Lift out all lines below that contain "права".
::: Data lines
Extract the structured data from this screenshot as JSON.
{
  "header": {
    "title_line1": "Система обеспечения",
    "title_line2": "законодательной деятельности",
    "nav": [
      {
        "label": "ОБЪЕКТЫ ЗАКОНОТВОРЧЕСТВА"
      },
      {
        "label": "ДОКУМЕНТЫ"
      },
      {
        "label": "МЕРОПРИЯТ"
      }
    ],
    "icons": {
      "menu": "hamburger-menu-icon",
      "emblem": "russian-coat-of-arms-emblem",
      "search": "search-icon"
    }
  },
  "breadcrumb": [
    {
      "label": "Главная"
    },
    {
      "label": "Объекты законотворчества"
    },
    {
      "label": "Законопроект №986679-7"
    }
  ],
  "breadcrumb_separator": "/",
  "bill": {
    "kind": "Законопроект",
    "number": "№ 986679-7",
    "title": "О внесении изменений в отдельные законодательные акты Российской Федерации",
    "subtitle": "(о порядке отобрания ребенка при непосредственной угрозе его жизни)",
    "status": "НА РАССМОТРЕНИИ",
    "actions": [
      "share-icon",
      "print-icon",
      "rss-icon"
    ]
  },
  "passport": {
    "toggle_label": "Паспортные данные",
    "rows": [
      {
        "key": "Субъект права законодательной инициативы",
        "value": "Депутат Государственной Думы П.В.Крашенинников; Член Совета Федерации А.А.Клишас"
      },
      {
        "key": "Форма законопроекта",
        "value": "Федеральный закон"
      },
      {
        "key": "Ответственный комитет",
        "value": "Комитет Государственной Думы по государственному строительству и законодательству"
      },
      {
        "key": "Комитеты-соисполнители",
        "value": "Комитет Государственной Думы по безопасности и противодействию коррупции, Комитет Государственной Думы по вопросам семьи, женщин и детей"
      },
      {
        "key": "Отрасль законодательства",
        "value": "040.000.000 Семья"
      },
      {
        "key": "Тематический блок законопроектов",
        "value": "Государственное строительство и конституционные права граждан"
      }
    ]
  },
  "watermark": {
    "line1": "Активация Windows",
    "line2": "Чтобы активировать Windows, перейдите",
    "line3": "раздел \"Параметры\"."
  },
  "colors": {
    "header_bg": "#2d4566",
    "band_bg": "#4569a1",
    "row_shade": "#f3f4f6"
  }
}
::::::
Worked solution:
        "key": "Субъект права законодательной инициативы",
        "value": "Государственное строительство и конституционные права граждан"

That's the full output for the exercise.